* Work required
Check the listing below for lines with the word "structured" and say how many there are, with nothing but the number.
***** Input data
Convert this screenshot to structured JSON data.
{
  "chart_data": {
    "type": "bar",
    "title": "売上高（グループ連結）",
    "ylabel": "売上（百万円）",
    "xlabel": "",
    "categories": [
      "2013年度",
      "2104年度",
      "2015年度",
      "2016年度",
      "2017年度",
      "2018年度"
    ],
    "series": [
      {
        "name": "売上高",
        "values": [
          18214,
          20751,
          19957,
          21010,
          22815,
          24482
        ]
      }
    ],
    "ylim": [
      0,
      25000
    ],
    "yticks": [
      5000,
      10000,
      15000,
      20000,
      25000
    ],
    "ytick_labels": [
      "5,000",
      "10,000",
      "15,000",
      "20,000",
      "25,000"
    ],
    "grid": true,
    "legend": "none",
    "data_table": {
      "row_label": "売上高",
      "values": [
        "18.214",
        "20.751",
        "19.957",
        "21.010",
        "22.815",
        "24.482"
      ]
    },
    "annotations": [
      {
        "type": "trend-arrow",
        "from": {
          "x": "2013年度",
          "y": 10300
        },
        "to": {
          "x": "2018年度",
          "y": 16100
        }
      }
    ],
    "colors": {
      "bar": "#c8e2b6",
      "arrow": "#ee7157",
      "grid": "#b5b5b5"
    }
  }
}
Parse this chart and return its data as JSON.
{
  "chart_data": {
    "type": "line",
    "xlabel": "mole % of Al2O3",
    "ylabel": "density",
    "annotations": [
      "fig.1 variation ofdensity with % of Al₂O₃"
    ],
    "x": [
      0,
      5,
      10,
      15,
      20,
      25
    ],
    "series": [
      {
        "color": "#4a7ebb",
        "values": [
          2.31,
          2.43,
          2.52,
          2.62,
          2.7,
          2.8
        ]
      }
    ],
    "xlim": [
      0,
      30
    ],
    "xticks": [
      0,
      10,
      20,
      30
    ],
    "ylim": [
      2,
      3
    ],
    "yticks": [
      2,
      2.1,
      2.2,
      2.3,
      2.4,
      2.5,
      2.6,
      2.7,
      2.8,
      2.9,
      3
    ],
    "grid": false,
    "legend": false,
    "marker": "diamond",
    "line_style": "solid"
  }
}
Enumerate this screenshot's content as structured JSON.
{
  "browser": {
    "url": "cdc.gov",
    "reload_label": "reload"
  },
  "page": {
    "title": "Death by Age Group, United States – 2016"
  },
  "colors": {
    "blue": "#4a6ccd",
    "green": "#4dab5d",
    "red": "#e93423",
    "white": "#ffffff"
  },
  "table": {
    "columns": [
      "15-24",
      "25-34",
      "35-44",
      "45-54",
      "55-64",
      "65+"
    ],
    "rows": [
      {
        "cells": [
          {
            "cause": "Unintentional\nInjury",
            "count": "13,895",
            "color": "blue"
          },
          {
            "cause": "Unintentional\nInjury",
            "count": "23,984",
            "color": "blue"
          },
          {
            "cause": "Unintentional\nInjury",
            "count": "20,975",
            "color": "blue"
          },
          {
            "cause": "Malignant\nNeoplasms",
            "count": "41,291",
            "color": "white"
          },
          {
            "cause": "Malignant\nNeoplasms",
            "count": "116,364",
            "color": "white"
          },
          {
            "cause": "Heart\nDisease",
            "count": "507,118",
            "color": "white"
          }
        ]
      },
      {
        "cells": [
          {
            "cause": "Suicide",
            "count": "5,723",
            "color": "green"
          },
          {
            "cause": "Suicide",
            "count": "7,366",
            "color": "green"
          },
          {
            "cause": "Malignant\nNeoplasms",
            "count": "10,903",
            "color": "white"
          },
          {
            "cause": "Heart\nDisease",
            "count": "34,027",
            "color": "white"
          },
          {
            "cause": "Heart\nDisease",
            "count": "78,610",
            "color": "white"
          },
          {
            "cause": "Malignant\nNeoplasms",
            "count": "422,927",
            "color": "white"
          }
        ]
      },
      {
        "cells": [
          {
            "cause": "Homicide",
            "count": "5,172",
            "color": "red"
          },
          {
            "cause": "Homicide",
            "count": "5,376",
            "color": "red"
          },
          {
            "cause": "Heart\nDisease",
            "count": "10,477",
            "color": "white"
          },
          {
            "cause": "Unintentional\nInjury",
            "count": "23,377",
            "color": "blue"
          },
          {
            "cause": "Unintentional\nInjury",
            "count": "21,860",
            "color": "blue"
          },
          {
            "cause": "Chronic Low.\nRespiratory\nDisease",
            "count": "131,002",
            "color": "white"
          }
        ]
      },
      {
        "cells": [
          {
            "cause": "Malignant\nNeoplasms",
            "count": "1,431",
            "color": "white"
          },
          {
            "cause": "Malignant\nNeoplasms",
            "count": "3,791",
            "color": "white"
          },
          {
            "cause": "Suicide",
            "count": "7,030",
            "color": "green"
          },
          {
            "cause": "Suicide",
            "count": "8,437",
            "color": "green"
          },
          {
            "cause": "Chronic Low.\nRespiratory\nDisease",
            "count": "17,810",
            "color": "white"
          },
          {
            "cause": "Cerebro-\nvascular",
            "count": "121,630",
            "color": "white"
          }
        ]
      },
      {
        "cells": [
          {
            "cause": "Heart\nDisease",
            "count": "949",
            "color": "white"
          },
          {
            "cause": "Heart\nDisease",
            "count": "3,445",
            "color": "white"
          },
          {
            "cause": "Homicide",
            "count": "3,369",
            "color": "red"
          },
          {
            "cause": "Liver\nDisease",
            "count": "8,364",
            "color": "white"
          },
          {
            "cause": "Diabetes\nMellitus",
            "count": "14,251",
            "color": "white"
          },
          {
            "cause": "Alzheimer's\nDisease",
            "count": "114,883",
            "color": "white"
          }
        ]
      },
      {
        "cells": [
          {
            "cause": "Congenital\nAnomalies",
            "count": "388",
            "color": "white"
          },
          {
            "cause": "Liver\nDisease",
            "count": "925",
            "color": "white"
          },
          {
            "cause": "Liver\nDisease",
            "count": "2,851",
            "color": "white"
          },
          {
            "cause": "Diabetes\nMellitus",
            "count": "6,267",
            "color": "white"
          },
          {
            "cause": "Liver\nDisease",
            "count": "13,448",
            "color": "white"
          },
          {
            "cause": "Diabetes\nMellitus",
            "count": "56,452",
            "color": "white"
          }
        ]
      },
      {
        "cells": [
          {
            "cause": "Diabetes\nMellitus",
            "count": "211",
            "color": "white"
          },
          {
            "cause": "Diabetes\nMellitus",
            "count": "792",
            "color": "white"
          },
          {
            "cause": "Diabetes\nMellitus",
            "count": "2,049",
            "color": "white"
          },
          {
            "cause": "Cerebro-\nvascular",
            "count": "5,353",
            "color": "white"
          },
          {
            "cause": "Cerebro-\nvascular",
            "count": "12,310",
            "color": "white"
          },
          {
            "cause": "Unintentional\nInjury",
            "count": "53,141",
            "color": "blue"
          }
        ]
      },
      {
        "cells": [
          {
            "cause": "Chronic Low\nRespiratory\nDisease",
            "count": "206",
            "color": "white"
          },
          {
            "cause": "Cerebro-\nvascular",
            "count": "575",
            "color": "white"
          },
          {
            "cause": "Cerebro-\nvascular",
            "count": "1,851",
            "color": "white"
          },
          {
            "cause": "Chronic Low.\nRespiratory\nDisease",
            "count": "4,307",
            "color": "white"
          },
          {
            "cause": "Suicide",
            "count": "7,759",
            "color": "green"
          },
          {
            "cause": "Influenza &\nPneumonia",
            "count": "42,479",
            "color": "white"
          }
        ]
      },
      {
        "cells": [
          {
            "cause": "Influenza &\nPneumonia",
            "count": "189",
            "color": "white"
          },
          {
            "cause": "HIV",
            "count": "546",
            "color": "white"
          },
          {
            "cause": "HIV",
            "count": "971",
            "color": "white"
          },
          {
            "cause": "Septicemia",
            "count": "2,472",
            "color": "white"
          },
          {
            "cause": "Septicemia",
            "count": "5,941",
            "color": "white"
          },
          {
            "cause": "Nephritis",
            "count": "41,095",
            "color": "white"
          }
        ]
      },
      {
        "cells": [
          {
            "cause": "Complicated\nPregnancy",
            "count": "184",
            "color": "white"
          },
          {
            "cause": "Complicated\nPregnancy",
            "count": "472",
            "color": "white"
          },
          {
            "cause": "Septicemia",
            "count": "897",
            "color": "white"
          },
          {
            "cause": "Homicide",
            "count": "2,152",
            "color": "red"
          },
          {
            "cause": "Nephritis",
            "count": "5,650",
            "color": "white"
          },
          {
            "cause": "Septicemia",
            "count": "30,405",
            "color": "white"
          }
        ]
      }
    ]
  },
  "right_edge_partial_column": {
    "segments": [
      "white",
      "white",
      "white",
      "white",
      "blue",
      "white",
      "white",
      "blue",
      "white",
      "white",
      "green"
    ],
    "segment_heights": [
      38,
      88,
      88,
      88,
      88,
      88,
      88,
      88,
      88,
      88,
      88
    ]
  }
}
**********
* Output below
2